* **Entries from a dataset**:
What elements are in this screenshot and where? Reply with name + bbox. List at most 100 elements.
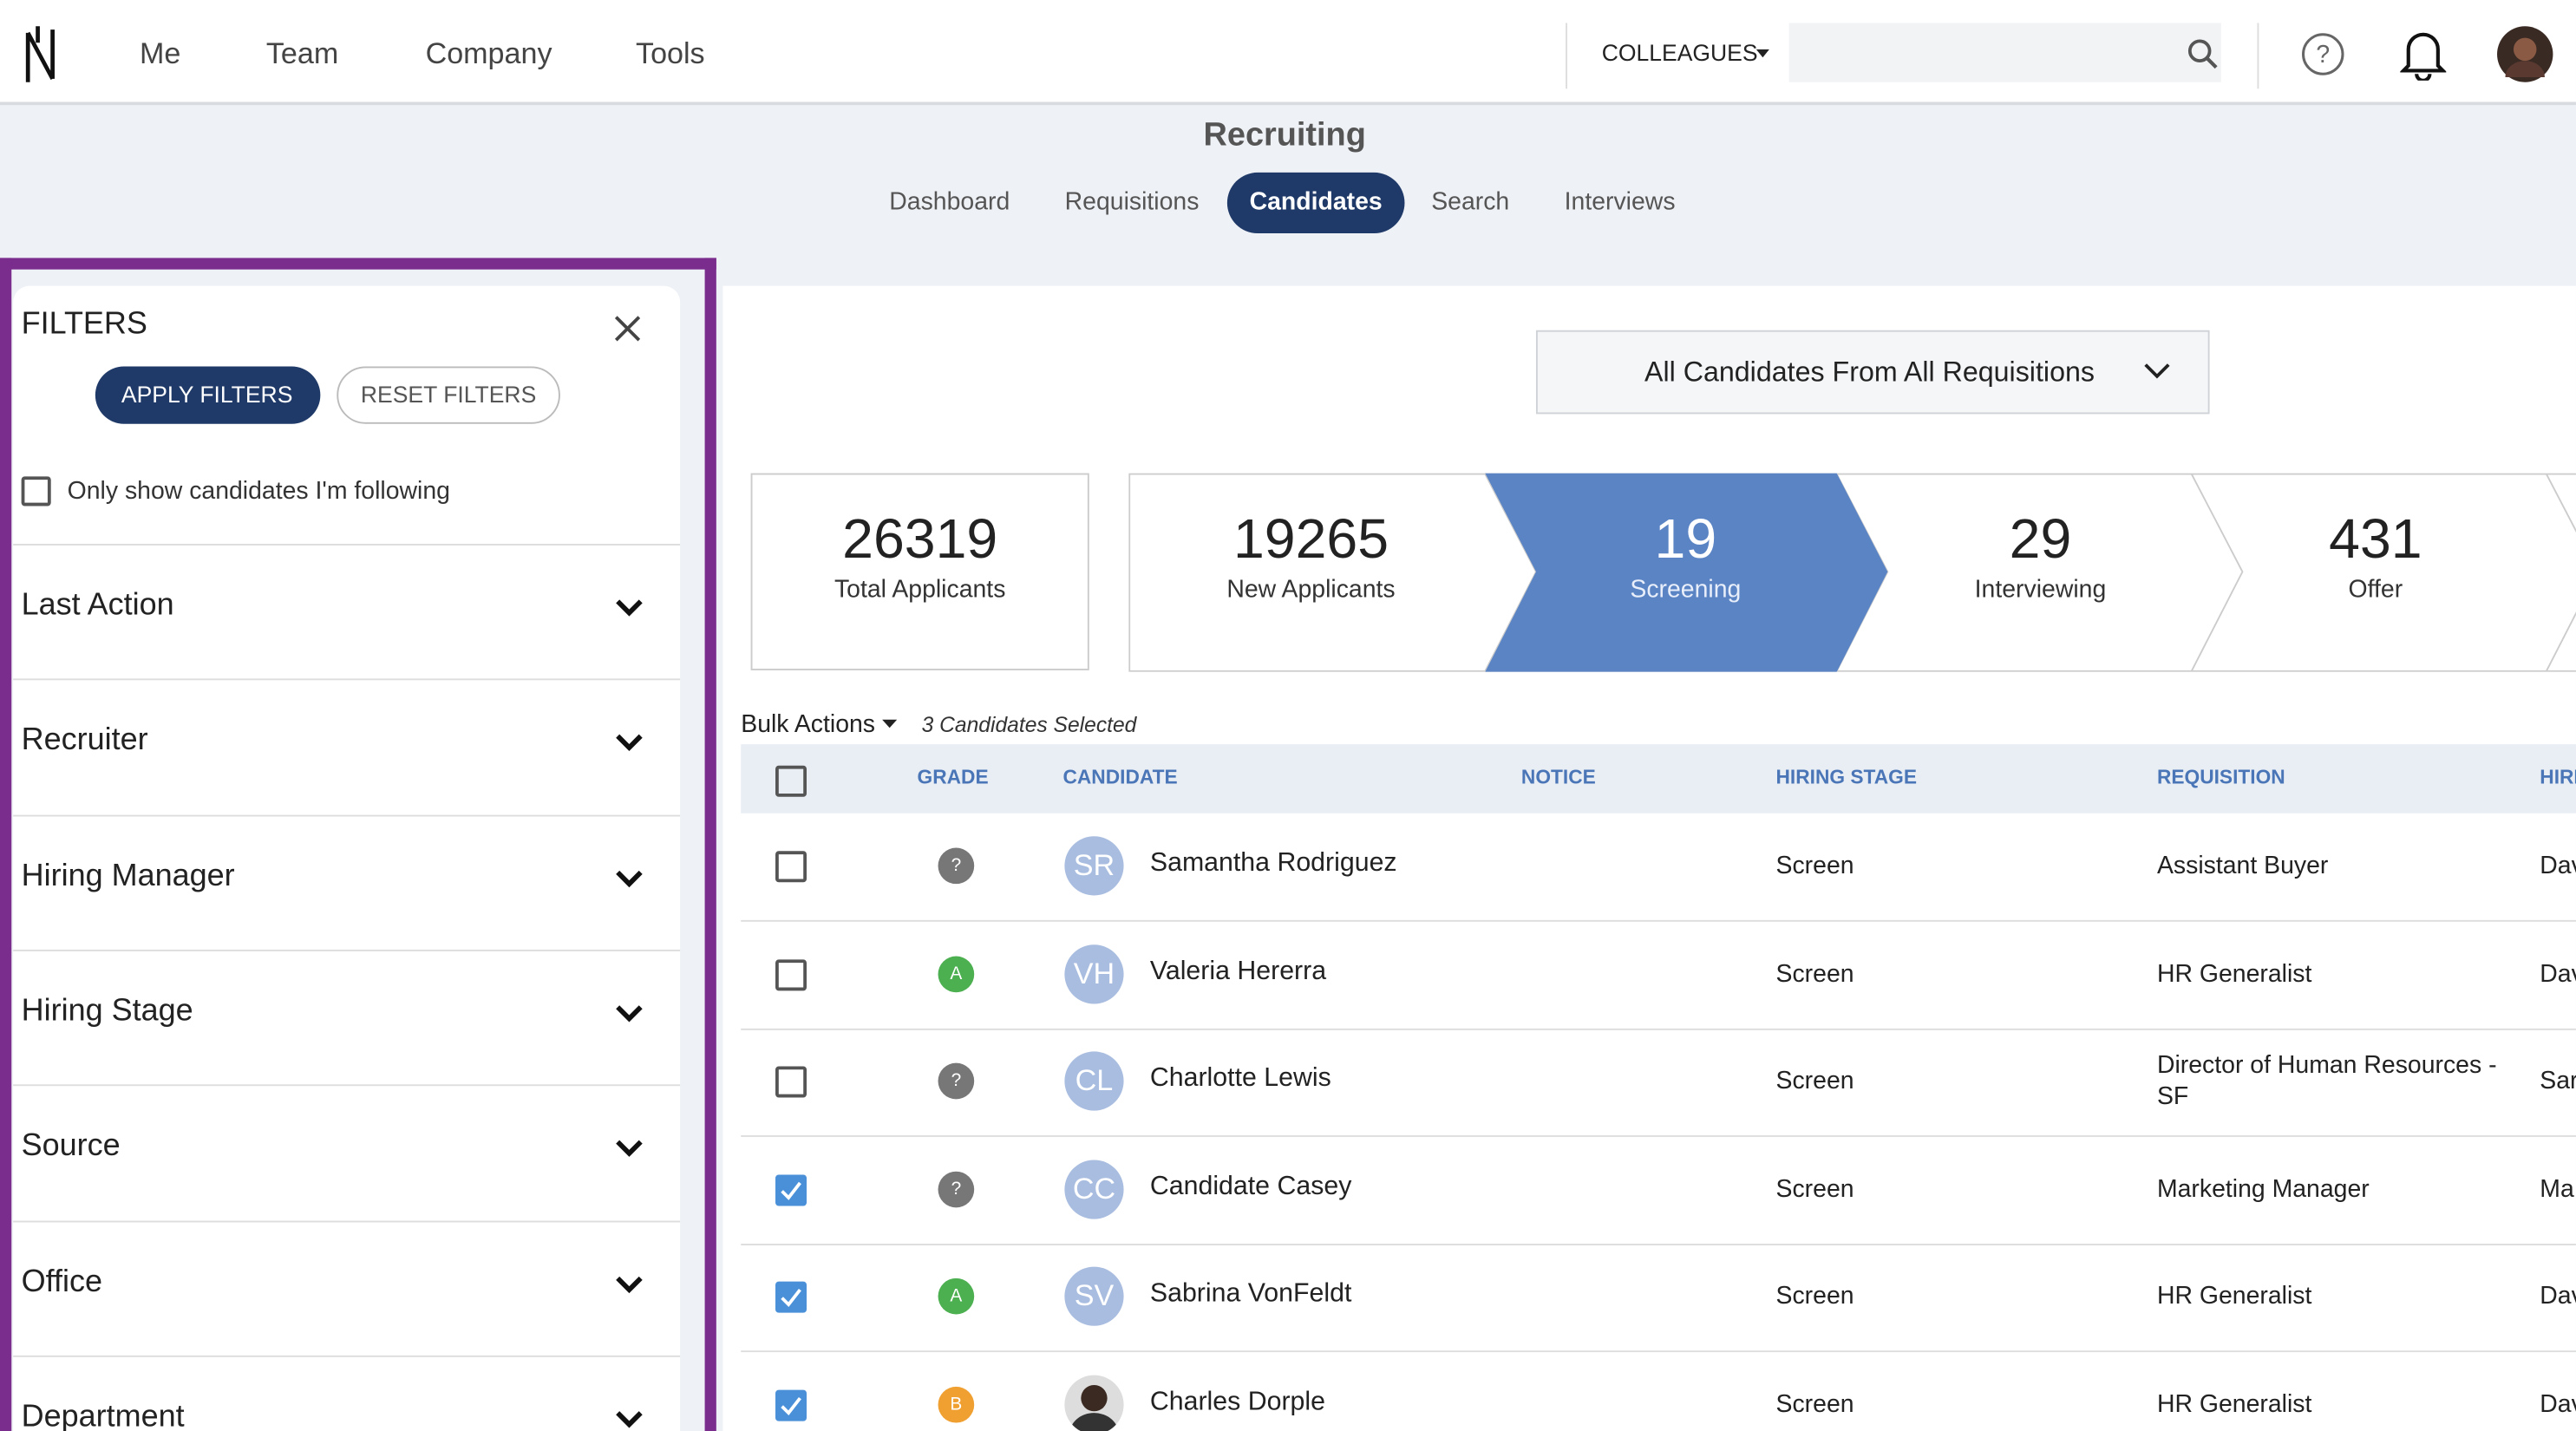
requisition: Marketing Manager [2156, 1175, 2370, 1204]
divider [13, 544, 681, 546]
row-checkbox[interactable] [775, 851, 807, 883]
requisition-dropdown[interactable] [1535, 330, 2210, 415]
help-icon[interactable]: ? [2300, 31, 2346, 77]
row-checkbox[interactable] [775, 1066, 807, 1098]
active-tab[interactable]: Candidates [1249, 187, 1383, 217]
tab-active-pill [1226, 172, 1405, 234]
filter-section[interactable]: Last Action [21, 588, 174, 623]
tab[interactable]: Requisitions [1064, 187, 1200, 217]
row-divider [741, 1135, 2576, 1138]
grade-badge [938, 1278, 975, 1316]
grade-badge [938, 1386, 975, 1423]
filter-section[interactable]: Hiring Stage [21, 993, 193, 1029]
filter-section[interactable]: Hiring Manager [21, 859, 235, 893]
column-header[interactable]: CANDIDATE [1062, 765, 1178, 789]
chevron[interactable] [614, 1409, 644, 1429]
stat-label[interactable]: Interviewing [1974, 575, 2107, 604]
hiring-manager: Dav [2540, 852, 2576, 880]
apply-label[interactable]: APPLY FILTERS [121, 381, 293, 408]
row-checkbox[interactable] [775, 1174, 807, 1206]
reset-button[interactable] [337, 366, 560, 424]
grade: ? [951, 855, 962, 876]
avatar [1064, 836, 1124, 896]
row-checkbox[interactable] [775, 1389, 807, 1421]
chevron[interactable] [614, 1139, 644, 1159]
stat-label[interactable]: New Applicants [1226, 575, 1396, 604]
column-header[interactable]: NOTICE [1520, 765, 1596, 789]
nav-item[interactable]: Team [265, 36, 339, 70]
logo[interactable] [23, 23, 60, 86]
caret [1755, 49, 1769, 58]
filter-section[interactable]: Office [21, 1264, 102, 1299]
following-label[interactable]: Only show candidates I'm following [67, 477, 450, 506]
row-checkbox[interactable] [775, 958, 807, 990]
divider [13, 1084, 681, 1087]
nav-item[interactable]: Tools [636, 36, 705, 70]
divider [13, 814, 681, 816]
filter-section[interactable]: Source [21, 1128, 121, 1164]
row-checkbox[interactable] [775, 1282, 807, 1314]
initials: SV [1074, 1279, 1115, 1313]
selected-count: 3 Candidates Selected [921, 712, 1137, 737]
grade: A [950, 1287, 963, 1307]
apply-button[interactable] [95, 366, 321, 424]
chevron[interactable] [614, 733, 644, 753]
reset-label[interactable]: RESET FILTERS [360, 381, 537, 408]
bulk-actions[interactable]: Bulk Actions [741, 710, 876, 739]
candidate-name[interactable]: Sabrina VonFeldt [1149, 1280, 1352, 1309]
chevron[interactable] [614, 868, 644, 888]
row-divider [741, 1243, 2576, 1245]
hiring-manager: Sar [2540, 1067, 2576, 1095]
stat-label[interactable]: Screening [1630, 575, 1742, 604]
filters-title: FILTERS [21, 307, 147, 343]
following-checkbox[interactable] [21, 476, 51, 506]
grade-badge [938, 1063, 975, 1100]
dropdown-chevron [2144, 363, 2170, 379]
colleagues-menu[interactable]: COLLEAGUES [1601, 39, 1758, 66]
candidate-name[interactable]: Charlotte Lewis [1149, 1064, 1331, 1094]
bell-icon[interactable] [2400, 28, 2447, 81]
divider [13, 1219, 681, 1222]
grade: B [950, 1395, 963, 1415]
column-header[interactable]: GRADE [917, 765, 989, 789]
chevron[interactable] [614, 1274, 644, 1294]
stat-label[interactable]: Total Applicants [834, 575, 1006, 604]
candidate-name[interactable]: Valeria Hererra [1149, 957, 1327, 985]
stat-value[interactable]: 431 [2329, 508, 2422, 572]
stat-value[interactable]: 29 [2009, 508, 2072, 572]
stat-value[interactable]: 19265 [1232, 508, 1389, 572]
divider [13, 949, 681, 951]
column-header[interactable]: HIRI [2540, 765, 2576, 789]
stat-label[interactable]: Offer [2348, 575, 2403, 604]
divider [2257, 23, 2259, 89]
filter-section[interactable]: Department [21, 1399, 185, 1431]
filter-section[interactable]: Recruiter [21, 723, 148, 758]
header-checkbox[interactable] [775, 765, 807, 797]
search-box[interactable] [1788, 23, 2221, 82]
stat-value[interactable]: 26319 [842, 508, 998, 572]
initials: VH [1073, 956, 1115, 990]
candidate-name[interactable]: Charles Dorple [1149, 1388, 1326, 1416]
hiring-stage: Screen [1775, 852, 1854, 880]
stat-value[interactable]: 19 [1654, 508, 1717, 572]
tab[interactable]: Interviews [1564, 187, 1676, 217]
search-icon[interactable] [2187, 38, 2220, 71]
dropdown-label[interactable]: All Candidates From All Requisitions [1644, 356, 2095, 389]
tab[interactable]: Dashboard [889, 187, 1010, 217]
column-header[interactable]: REQUISITION [2156, 765, 2285, 789]
candidate-name[interactable]: Candidate Casey [1149, 1173, 1352, 1201]
candidate-name[interactable]: Samantha Rodriguez [1149, 849, 1397, 878]
chevron[interactable] [614, 598, 644, 618]
nav-item[interactable]: Company [425, 36, 552, 70]
stat-box[interactable] [750, 473, 1089, 670]
nav-item[interactable]: Me [139, 36, 181, 70]
chevron[interactable] [614, 1003, 644, 1023]
user-avatar[interactable] [2495, 24, 2554, 83]
column-header[interactable]: HIRING STAGE [1775, 765, 1918, 789]
row-divider [741, 1028, 2576, 1030]
hiring-stage: Screen [1775, 1175, 1854, 1204]
close-icon[interactable] [612, 314, 642, 343]
tab[interactable]: Search [1431, 187, 1510, 217]
filter-panel [13, 285, 681, 1431]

* **WHAT IS REQUIRED**:
Starting at the line with "requisition: Marketing Manager" and ending at the line with "grade-badge [938, 1386, 975, 1423]", rewrite those lines of the listing with "row-checkbox" swapped for "row-toggle" and everything else left as is.

* **REPLY TO THE EXERCISE**:
requisition: Marketing Manager [2156, 1175, 2370, 1204]
divider [13, 544, 681, 546]
row-toggle[interactable] [775, 851, 807, 883]
requisition-dropdown[interactable] [1535, 330, 2210, 415]
help-icon[interactable]: ? [2300, 31, 2346, 77]
row-toggle[interactable] [775, 1066, 807, 1098]
active-tab[interactable]: Candidates [1249, 187, 1383, 217]
tab-active-pill [1226, 172, 1405, 234]
filter-section[interactable]: Last Action [21, 588, 174, 623]
tab[interactable]: Requisitions [1064, 187, 1200, 217]
row-divider [741, 1135, 2576, 1138]
grade-badge [938, 1278, 975, 1316]
grade-badge [938, 1386, 975, 1423]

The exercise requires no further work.